(Collected data entries)

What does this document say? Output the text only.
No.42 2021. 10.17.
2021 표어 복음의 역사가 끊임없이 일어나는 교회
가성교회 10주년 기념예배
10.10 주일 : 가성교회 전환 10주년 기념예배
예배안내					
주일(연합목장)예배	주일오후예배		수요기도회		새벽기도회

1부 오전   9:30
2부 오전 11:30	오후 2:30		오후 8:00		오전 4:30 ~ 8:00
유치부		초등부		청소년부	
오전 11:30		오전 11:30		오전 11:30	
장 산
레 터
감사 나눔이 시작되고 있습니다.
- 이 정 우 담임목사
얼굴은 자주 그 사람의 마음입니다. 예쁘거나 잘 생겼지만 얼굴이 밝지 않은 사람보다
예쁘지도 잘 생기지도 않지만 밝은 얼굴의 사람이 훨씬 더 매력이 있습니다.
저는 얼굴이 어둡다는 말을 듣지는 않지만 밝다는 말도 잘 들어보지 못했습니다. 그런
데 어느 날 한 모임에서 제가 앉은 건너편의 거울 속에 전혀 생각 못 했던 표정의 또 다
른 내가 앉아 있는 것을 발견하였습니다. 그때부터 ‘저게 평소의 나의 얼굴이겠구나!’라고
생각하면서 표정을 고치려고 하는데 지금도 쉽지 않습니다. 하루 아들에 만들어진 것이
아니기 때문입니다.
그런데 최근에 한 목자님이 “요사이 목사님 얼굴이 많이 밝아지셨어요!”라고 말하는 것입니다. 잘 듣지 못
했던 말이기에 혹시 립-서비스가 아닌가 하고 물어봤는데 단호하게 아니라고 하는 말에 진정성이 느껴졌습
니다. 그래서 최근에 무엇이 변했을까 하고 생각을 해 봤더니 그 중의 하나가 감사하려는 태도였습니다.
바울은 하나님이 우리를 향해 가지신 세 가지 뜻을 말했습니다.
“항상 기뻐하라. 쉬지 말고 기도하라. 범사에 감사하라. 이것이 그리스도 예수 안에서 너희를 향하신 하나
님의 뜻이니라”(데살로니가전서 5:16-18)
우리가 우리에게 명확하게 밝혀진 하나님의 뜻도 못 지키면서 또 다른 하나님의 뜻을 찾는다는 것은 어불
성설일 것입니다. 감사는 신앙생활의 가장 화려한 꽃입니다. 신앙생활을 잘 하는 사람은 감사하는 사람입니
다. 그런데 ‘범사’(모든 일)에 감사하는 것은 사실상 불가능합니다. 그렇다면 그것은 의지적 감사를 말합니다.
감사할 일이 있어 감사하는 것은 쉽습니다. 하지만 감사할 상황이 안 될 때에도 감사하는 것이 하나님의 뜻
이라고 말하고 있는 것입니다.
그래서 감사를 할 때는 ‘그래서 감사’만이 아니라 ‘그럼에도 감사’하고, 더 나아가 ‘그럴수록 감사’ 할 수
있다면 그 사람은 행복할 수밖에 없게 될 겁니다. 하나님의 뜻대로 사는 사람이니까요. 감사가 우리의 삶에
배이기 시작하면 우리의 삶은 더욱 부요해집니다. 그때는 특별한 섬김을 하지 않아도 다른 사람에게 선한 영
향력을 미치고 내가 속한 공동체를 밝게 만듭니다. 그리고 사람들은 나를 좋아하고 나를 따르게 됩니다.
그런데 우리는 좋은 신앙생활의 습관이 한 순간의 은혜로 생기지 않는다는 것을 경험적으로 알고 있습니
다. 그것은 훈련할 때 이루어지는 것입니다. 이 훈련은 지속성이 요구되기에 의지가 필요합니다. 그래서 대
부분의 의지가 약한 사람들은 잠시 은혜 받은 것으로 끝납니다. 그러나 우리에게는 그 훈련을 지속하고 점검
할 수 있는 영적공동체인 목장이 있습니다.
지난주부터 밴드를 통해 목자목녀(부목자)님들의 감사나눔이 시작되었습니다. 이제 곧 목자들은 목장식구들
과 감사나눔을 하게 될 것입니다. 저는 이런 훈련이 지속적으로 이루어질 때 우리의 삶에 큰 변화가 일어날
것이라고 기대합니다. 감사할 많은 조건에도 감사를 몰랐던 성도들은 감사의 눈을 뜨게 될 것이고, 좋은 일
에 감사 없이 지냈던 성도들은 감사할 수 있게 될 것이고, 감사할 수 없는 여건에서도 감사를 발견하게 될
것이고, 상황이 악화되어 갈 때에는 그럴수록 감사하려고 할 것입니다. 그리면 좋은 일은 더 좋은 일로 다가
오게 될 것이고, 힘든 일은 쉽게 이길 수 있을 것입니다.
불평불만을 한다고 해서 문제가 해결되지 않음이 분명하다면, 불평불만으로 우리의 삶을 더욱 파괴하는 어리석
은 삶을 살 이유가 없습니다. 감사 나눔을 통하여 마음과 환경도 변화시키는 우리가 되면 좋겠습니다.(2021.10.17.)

[Set task]
From the data above, pick out each line containing "감사하는" and copy it.

[Answer to this exercise]
성설일 것입니다. 감사는 신앙생활의 가장 화려한 꽃입니다. 신앙생활을 잘 하는 사람은 감사하는 사람입니
다. 그런데 ‘범사’(모든 일)에 감사하는 것은 사실상 불가능합니다. 그렇다면 그것은 의지적 감사를 말합니다.
감사할 일이 있어 감사하는 것은 쉽습니다. 하지만 감사할 상황이 안 될 때에도 감사하는 것이 하나님의 뜻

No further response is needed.